>>>
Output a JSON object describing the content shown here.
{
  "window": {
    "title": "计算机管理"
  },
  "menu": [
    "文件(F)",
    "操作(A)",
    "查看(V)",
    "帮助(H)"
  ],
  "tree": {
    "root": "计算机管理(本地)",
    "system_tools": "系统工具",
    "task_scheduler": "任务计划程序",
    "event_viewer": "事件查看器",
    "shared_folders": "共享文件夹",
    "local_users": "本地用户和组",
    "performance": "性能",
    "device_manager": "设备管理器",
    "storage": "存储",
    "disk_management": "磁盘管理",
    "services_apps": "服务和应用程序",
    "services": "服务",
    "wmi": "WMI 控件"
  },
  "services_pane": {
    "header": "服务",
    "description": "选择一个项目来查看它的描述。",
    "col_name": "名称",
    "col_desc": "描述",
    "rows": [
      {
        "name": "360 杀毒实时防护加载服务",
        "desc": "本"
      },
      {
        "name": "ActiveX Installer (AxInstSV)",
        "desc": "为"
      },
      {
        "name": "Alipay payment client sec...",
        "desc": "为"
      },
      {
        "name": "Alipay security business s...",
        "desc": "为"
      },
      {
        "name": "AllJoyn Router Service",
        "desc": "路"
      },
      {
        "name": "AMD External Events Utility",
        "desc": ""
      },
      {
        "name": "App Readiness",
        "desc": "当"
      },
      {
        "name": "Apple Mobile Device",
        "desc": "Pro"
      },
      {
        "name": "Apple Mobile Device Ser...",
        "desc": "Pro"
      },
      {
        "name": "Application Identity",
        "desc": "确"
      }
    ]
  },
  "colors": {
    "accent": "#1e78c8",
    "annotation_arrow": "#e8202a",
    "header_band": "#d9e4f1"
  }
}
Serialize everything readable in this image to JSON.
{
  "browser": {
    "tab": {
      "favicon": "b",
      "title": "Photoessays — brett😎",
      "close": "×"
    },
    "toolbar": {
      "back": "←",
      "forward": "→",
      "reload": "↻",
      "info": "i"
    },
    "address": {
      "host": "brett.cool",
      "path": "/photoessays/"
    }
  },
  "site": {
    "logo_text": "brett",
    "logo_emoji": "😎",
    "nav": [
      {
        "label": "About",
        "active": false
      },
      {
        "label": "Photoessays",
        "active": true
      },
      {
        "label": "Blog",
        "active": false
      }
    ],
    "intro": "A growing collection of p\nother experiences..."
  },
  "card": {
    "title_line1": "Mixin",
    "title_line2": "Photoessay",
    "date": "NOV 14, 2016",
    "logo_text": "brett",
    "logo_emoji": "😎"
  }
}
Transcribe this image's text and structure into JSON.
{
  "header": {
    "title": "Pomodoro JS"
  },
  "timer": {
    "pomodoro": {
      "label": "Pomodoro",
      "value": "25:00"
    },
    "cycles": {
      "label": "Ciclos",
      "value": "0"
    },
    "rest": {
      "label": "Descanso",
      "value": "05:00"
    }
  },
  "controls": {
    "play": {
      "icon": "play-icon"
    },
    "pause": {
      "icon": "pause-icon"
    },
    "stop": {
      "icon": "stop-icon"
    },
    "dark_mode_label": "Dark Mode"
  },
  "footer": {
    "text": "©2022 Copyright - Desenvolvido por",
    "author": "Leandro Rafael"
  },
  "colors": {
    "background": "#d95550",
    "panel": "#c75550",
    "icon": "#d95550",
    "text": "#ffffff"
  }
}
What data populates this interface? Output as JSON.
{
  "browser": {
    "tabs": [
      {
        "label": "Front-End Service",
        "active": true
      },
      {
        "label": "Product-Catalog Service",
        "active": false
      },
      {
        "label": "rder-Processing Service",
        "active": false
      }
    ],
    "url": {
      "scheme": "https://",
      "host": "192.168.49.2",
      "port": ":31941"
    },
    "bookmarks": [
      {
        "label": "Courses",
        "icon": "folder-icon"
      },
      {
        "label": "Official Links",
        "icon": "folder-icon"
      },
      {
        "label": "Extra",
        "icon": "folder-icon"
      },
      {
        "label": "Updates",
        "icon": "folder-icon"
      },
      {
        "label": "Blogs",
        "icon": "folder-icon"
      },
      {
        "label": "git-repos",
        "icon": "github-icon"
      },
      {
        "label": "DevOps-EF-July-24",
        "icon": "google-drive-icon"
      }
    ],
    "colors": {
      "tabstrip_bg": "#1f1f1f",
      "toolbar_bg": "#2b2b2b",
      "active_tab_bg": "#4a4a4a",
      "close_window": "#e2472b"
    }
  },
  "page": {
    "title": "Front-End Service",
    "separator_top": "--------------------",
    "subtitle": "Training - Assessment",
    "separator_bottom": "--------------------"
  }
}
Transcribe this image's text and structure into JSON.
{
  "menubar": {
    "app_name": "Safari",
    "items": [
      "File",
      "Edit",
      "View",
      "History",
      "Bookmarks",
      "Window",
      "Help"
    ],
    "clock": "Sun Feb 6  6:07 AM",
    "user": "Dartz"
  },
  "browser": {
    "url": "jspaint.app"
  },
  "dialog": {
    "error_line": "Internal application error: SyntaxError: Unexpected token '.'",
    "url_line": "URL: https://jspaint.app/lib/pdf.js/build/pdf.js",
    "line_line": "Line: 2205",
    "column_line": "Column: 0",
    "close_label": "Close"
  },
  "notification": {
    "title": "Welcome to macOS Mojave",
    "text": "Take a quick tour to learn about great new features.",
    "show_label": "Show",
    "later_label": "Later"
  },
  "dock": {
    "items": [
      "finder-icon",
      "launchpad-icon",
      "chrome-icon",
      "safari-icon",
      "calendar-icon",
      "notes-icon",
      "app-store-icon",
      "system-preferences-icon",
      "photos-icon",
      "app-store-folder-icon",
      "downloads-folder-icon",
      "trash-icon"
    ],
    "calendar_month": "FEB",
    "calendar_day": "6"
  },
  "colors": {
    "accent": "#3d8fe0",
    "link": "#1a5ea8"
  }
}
<<<
* EXERCISE *
Output an exact copy of each record.

* EXERCISE ANSWER *
Output a JSON object describing the content shown here.
{
  "window": {
    "title": "计算机管理"
  },
  "menu": [
    "文件(F)",
    "操作(A)",
    "查看(V)",
    "帮助(H)"
  ],
  "tree": {
    "root": "计算机管理(本地)",
    "system_tools": "系统工具",
    "task_scheduler": "任务计划程序",
    "event_viewer": "事件查看器",
    "shared_folders": "共享文件夹",
    "local_users": "本地用户和组",
    "performance": "性能",
    "device_manager": "设备管理器",
    "storage": "存储",
    "disk_management": "磁盘管理",
    "services_apps": "服务和应用程序",
    "services": "服务",
    "wmi": "WMI 控件"
  },
  "services_pane": {
    "header": "服务",
    "description": "选择一个项目来查看它的描述。",
    "col_name": "名称",
    "col_desc": "描述",
    "rows": [
      {
        "name": "360 杀毒实时防护加载服务",
        "desc": "本"
      },
      {
        "name": "ActiveX Installer (AxInstSV)",
        "desc": "为"
      },
      {
        "name": "Alipay payment client sec...",
        "desc": "为"
      },
      {
        "name": "Alipay security business s...",
        "desc": "为"
      },
      {
        "name": "AllJoyn Router Service",
        "desc": "路"
      },
      {
        "name": "AMD External Events Utility",
        "desc": ""
      },
      {
        "name": "App Readiness",
        "desc": "当"
      },
      {
        "name": "Apple Mobile Device",
        "desc": "Pro"
      },
      {
        "name": "Apple Mobile Device Ser...",
        "desc": "Pro"
      },
      {
        "name": "Application Identity",
        "desc": "确"
      }
    ]
  },
  "colors": {
    "accent": "#1e78c8",
    "annotation_arrow": "#e8202a",
    "header_band": "#d9e4f1"
  }
}
Serialize everything readable in this image to JSON.
{
  "browser": {
    "tab": {
      "favicon": "b",
      "title": "Photoessays — brett😎",
      "close": "×"
    },
    "toolbar": {
      "back": "←",
      "forward": "→",
      "reload": "↻",
      "info": "i"
    },
    "address": {
      "host": "brett.cool",
      "path": "/photoessays/"
    }
  },
  "site": {
    "logo_text": "brett",
    "logo_emoji": "😎",
    "nav": [
      {
        "label": "About",
        "active": false
      },
      {
        "label": "Photoessays",
        "active": true
      },
      {
        "label": "Blog",
        "active": false
      }
    ],
    "intro": "A growing collection of p\nother experiences..."
  },
  "card": {
    "title_line1": "Mixin",
    "title_line2": "Photoessay",
    "date": "NOV 14, 2016",
    "logo_text": "brett",
    "logo_emoji": "😎"
  }
}
Transcribe this image's text and structure into JSON.
{
  "header": {
    "title": "Pomodoro JS"
  },
  "timer": {
    "pomodoro": {
      "label": "Pomodoro",
      "value": "25:00"
    },
    "cycles": {
      "label": "Ciclos",
      "value": "0"
    },
    "rest": {
      "label": "Descanso",
      "value": "05:00"
    }
  },
  "controls": {
    "play": {
      "icon": "play-icon"
    },
    "pause": {
      "icon": "pause-icon"
    },
    "stop": {
      "icon": "stop-icon"
    },
    "dark_mode_label": "Dark Mode"
  },
  "footer": {
    "text": "©2022 Copyright - Desenvolvido por",
    "author": "Leandro Rafael"
  },
  "colors": {
    "background": "#d95550",
    "panel": "#c75550",
    "icon": "#d95550",
    "text": "#ffffff"
  }
}
What data populates this interface? Output as JSON.
{
  "browser": {
    "tabs": [
      {
        "label": "Front-End Service",
        "active": true
      },
      {
        "label": "Product-Catalog Service",
        "active": false
      },
      {
        "label": "rder-Processing Service",
        "active": false
      }
    ],
    "url": {
      "scheme": "https://",
      "host": "192.168.49.2",
      "port": ":31941"
    },
    "bookmarks": [
      {
        "label": "Courses",
        "icon": "folder-icon"
      },
      {
        "label": "Official Links",
        "icon": "folder-icon"
      },
      {
        "label": "Extra",
        "icon": "folder-icon"
      },
      {
        "label": "Updates",
        "icon": "folder-icon"
      },
      {
        "label": "Blogs",
        "icon": "folder-icon"
      },
      {
        "label": "git-repos",
        "icon": "github-icon"
      },
      {
        "label": "DevOps-EF-July-24",
        "icon": "google-drive-icon"
      }
    ],
    "colors": {
      "tabstrip_bg": "#1f1f1f",
      "toolbar_bg": "#2b2b2b",
      "active_tab_bg": "#4a4a4a",
      "close_window": "#e2472b"
    }
  },
  "page": {
    "title": "Front-End Service",
    "separator_top": "--------------------",
    "subtitle": "Training - Assessment",
    "separator_bottom": "--------------------"
  }
}
Transcribe this image's text and structure into JSON.
{
  "menubar": {
    "app_name": "Safari",
    "items": [
      "File",
      "Edit",
      "View",
      "History",
      "Bookmarks",
      "Window",
      "Help"
    ],
    "clock": "Sun Feb 6  6:07 AM",
    "user": "Dartz"
  },
  "browser": {
    "url": "jspaint.app"
  },
  "dialog": {
    "error_line": "Internal application error: SyntaxError: Unexpected token '.'",
    "url_line": "URL: https://jspaint.app/lib/pdf.js/build/pdf.js",
    "line_line": "Line: 2205",
    "column_line": "Column: 0",
    "close_label": "Close"
  },
  "notification": {
    "title": "Welcome to macOS Mojave",
    "text": "Take a quick tour to learn about great new features.",
    "show_label": "Show",
    "later_label": "Later"
  },
  "dock": {
    "items": [
      "finder-icon",
      "launchpad-icon",
      "chrome-icon",
      "safari-icon",
      "calendar-icon",
      "notes-icon",
      "app-store-icon",
      "system-preferences-icon",
      "photos-icon",
      "app-store-folder-icon",
      "downloads-folder-icon",
      "trash-icon"
    ],
    "calendar_month": "FEB",
    "calendar_day": "6"
  },
  "colors": {
    "accent": "#3d8fe0",
    "link": "#1a5ea8"
  }
}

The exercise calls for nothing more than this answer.